▸ **Provided entries**
--- BEGIN ---
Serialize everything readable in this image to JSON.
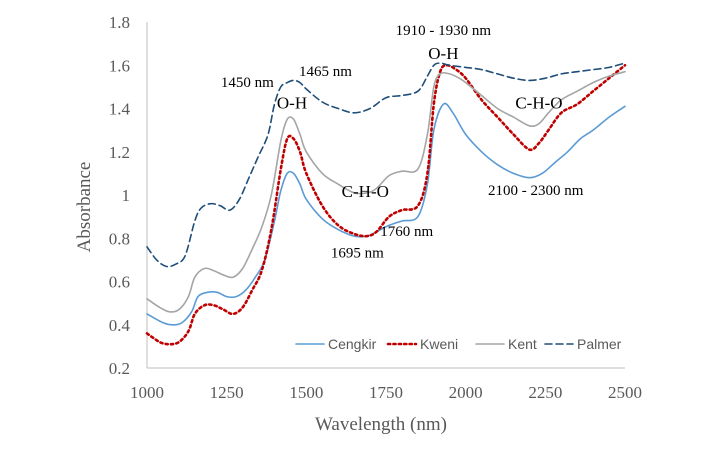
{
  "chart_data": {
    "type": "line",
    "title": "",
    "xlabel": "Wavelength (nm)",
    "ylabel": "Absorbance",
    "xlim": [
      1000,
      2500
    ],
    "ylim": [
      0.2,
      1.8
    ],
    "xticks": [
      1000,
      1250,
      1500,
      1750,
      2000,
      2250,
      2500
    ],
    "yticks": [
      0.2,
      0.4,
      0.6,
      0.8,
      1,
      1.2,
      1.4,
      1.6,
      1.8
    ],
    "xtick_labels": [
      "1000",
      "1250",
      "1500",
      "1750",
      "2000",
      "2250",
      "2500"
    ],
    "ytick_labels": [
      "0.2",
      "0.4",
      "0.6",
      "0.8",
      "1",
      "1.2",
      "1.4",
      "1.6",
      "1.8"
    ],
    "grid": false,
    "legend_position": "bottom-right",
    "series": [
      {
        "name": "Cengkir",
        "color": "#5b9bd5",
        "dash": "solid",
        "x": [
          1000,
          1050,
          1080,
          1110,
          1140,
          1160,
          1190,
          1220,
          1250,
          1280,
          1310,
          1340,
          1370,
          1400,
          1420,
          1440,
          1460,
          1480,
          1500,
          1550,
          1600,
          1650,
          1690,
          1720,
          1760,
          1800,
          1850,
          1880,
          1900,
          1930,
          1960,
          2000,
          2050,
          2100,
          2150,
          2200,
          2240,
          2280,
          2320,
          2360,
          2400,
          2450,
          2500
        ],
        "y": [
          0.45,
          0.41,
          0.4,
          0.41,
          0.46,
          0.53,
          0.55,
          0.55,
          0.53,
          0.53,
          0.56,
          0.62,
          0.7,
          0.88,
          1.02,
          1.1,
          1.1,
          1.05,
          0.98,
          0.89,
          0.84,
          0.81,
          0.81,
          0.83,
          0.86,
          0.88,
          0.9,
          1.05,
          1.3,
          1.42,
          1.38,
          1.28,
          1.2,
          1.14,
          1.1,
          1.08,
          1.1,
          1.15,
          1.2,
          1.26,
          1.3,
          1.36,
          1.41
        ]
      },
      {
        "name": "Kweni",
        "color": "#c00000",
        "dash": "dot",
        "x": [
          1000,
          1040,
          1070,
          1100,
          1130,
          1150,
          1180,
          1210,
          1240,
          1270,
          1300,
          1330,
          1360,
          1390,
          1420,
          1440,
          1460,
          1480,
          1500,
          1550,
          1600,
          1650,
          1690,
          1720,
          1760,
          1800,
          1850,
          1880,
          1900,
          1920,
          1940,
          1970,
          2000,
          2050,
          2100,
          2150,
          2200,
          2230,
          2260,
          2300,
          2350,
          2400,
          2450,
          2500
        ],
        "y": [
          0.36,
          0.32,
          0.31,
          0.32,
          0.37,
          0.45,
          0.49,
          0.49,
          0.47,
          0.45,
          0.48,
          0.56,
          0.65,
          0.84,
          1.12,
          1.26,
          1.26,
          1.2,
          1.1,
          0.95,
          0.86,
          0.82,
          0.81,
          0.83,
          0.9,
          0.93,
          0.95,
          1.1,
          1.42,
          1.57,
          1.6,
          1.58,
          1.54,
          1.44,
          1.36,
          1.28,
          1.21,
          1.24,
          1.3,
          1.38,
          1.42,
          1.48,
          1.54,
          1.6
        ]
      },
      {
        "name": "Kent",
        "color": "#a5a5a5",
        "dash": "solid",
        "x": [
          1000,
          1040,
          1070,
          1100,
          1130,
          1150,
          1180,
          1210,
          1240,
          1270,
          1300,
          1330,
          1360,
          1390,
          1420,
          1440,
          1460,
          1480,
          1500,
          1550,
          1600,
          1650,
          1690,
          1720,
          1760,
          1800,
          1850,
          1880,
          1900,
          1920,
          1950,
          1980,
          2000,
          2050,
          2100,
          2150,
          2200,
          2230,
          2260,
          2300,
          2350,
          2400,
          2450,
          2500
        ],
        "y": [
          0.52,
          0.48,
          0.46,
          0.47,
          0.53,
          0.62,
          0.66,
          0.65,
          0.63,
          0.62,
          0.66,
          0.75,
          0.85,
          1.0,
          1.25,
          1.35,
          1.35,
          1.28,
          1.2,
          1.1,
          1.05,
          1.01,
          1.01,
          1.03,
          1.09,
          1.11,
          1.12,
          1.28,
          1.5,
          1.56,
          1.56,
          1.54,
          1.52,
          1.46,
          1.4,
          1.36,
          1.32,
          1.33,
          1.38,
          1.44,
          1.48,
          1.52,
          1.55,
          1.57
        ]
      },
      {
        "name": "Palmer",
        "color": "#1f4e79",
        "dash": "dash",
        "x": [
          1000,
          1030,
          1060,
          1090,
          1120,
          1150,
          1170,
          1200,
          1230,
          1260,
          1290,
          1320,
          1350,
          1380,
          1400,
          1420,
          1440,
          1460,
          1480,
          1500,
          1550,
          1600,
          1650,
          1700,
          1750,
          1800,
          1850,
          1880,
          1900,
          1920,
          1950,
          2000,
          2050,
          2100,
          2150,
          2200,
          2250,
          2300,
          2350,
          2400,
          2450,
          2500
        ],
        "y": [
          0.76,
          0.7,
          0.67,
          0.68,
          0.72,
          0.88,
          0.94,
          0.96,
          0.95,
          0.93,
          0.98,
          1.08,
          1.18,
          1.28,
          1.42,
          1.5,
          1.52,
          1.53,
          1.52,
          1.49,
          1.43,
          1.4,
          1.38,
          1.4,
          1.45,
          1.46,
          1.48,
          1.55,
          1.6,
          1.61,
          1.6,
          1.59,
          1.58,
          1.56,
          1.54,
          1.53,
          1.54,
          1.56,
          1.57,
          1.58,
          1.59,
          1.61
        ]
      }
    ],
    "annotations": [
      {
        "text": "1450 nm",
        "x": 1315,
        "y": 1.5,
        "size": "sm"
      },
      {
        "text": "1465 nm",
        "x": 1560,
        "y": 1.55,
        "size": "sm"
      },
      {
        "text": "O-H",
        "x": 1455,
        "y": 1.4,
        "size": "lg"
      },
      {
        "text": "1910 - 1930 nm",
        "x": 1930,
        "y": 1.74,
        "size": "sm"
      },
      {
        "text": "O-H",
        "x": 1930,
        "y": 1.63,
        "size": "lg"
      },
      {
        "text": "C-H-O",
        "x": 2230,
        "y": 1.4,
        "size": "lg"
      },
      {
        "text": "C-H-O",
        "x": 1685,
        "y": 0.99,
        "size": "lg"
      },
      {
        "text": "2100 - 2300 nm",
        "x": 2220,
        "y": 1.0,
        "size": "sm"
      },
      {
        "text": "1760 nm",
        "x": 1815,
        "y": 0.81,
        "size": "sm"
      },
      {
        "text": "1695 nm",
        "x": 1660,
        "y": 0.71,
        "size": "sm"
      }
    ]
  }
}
--- END ---
▸ **Stated goal**
Quote the records in full and exactly; skip any image.

▸ **Solution for this problem**
Serialize everything readable in this image to JSON.
{
  "chart_data": {
    "type": "line",
    "title": "",
    "xlabel": "Wavelength (nm)",
    "ylabel": "Absorbance",
    "xlim": [
      1000,
      2500
    ],
    "ylim": [
      0.2,
      1.8
    ],
    "xticks": [
      1000,
      1250,
      1500,
      1750,
      2000,
      2250,
      2500
    ],
    "yticks": [
      0.2,
      0.4,
      0.6,
      0.8,
      1,
      1.2,
      1.4,
      1.6,
      1.8
    ],
    "xtick_labels": [
      "1000",
      "1250",
      "1500",
      "1750",
      "2000",
      "2250",
      "2500"
    ],
    "ytick_labels": [
      "0.2",
      "0.4",
      "0.6",
      "0.8",
      "1",
      "1.2",
      "1.4",
      "1.6",
      "1.8"
    ],
    "grid": false,
    "legend_position": "bottom-right",
    "series": [
      {
        "name": "Cengkir",
        "color": "#5b9bd5",
        "dash": "solid",
        "x": [
          1000,
          1050,
          1080,
          1110,
          1140,
          1160,
          1190,
          1220,
          1250,
          1280,
          1310,
          1340,
          1370,
          1400,
          1420,
          1440,
          1460,
          1480,
          1500,
          1550,
          1600,
          1650,
          1690,
          1720,
          1760,
          1800,
          1850,
          1880,
          1900,
          1930,
          1960,
          2000,
          2050,
          2100,
          2150,
          2200,
          2240,
          2280,
          2320,
          2360,
          2400,
          2450,
          2500
        ],
        "y": [
          0.45,
          0.41,
          0.4,
          0.41,
          0.46,
          0.53,
          0.55,
          0.55,
          0.53,
          0.53,
          0.56,
          0.62,
          0.7,
          0.88,
          1.02,
          1.1,
          1.1,
          1.05,
          0.98,
          0.89,
          0.84,
          0.81,
          0.81,
          0.83,
          0.86,
          0.88,
          0.9,
          1.05,
          1.3,
          1.42,
          1.38,
          1.28,
          1.2,
          1.14,
          1.1,
          1.08,
          1.1,
          1.15,
          1.2,
          1.26,
          1.3,
          1.36,
          1.41
        ]
      },
      {
        "name": "Kweni",
        "color": "#c00000",
        "dash": "dot",
        "x": [
          1000,
          1040,
          1070,
          1100,
          1130,
          1150,
          1180,
          1210,
          1240,
          1270,
          1300,
          1330,
          1360,
          1390,
          1420,
          1440,
          1460,
          1480,
          1500,
          1550,
          1600,
          1650,
          1690,
          1720,
          1760,
          1800,
          1850,
          1880,
          1900,
          1920,
          1940,
          1970,
          2000,
          2050,
          2100,
          2150,
          2200,
          2230,
          2260,
          2300,
          2350,
          2400,
          2450,
          2500
        ],
        "y": [
          0.36,
          0.32,
          0.31,
          0.32,
          0.37,
          0.45,
          0.49,
          0.49,
          0.47,
          0.45,
          0.48,
          0.56,
          0.65,
          0.84,
          1.12,
          1.26,
          1.26,
          1.2,
          1.1,
          0.95,
          0.86,
          0.82,
          0.81,
          0.83,
          0.9,
          0.93,
          0.95,
          1.1,
          1.42,
          1.57,
          1.6,
          1.58,
          1.54,
          1.44,
          1.36,
          1.28,
          1.21,
          1.24,
          1.3,
          1.38,
          1.42,
          1.48,
          1.54,
          1.6
        ]
      },
      {
        "name": "Kent",
        "color": "#a5a5a5",
        "dash": "solid",
        "x": [
          1000,
          1040,
          1070,
          1100,
          1130,
          1150,
          1180,
          1210,
          1240,
          1270,
          1300,
          1330,
          1360,
          1390,
          1420,
          1440,
          1460,
          1480,
          1500,
          1550,
          1600,
          1650,
          1690,
          1720,
          1760,
          1800,
          1850,
          1880,
          1900,
          1920,
          1950,
          1980,
          2000,
          2050,
          2100,
          2150,
          2200,
          2230,
          2260,
          2300,
          2350,
          2400,
          2450,
          2500
        ],
        "y": [
          0.52,
          0.48,
          0.46,
          0.47,
          0.53,
          0.62,
          0.66,
          0.65,
          0.63,
          0.62,
          0.66,
          0.75,
          0.85,
          1.0,
          1.25,
          1.35,
          1.35,
          1.28,
          1.2,
          1.1,
          1.05,
          1.01,
          1.01,
          1.03,
          1.09,
          1.11,
          1.12,
          1.28,
          1.5,
          1.56,
          1.56,
          1.54,
          1.52,
          1.46,
          1.4,
          1.36,
          1.32,
          1.33,
          1.38,
          1.44,
          1.48,
          1.52,
          1.55,
          1.57
        ]
      },
      {
        "name": "Palmer",
        "color": "#1f4e79",
        "dash": "dash",
        "x": [
          1000,
          1030,
          1060,
          1090,
          1120,
          1150,
          1170,
          1200,
          1230,
          1260,
          1290,
          1320,
          1350,
          1380,
          1400,
          1420,
          1440,
          1460,
          1480,
          1500,
          1550,
          1600,
          1650,
          1700,
          1750,
          1800,
          1850,
          1880,
          1900,
          1920,
          1950,
          2000,
          2050,
          2100,
          2150,
          2200,
          2250,
          2300,
          2350,
          2400,
          2450,
          2500
        ],
        "y": [
          0.76,
          0.7,
          0.67,
          0.68,
          0.72,
          0.88,
          0.94,
          0.96,
          0.95,
          0.93,
          0.98,
          1.08,
          1.18,
          1.28,
          1.42,
          1.5,
          1.52,
          1.53,
          1.52,
          1.49,
          1.43,
          1.4,
          1.38,
          1.4,
          1.45,
          1.46,
          1.48,
          1.55,
          1.6,
          1.61,
          1.6,
          1.59,
          1.58,
          1.56,
          1.54,
          1.53,
          1.54,
          1.56,
          1.57,
          1.58,
          1.59,
          1.61
        ]
      }
    ],
    "annotations": [
      {
        "text": "1450 nm",
        "x": 1315,
        "y": 1.5,
        "size": "sm"
      },
      {
        "text": "1465 nm",
        "x": 1560,
        "y": 1.55,
        "size": "sm"
      },
      {
        "text": "O-H",
        "x": 1455,
        "y": 1.4,
        "size": "lg"
      },
      {
        "text": "1910 - 1930 nm",
        "x": 1930,
        "y": 1.74,
        "size": "sm"
      },
      {
        "text": "O-H",
        "x": 1930,
        "y": 1.63,
        "size": "lg"
      },
      {
        "text": "C-H-O",
        "x": 2230,
        "y": 1.4,
        "size": "lg"
      },
      {
        "text": "C-H-O",
        "x": 1685,
        "y": 0.99,
        "size": "lg"
      },
      {
        "text": "2100 - 2300 nm",
        "x": 2220,
        "y": 1.0,
        "size": "sm"
      },
      {
        "text": "1760 nm",
        "x": 1815,
        "y": 0.81,
        "size": "sm"
      },
      {
        "text": "1695 nm",
        "x": 1660,
        "y": 0.71,
        "size": "sm"
      }
    ]
  }
}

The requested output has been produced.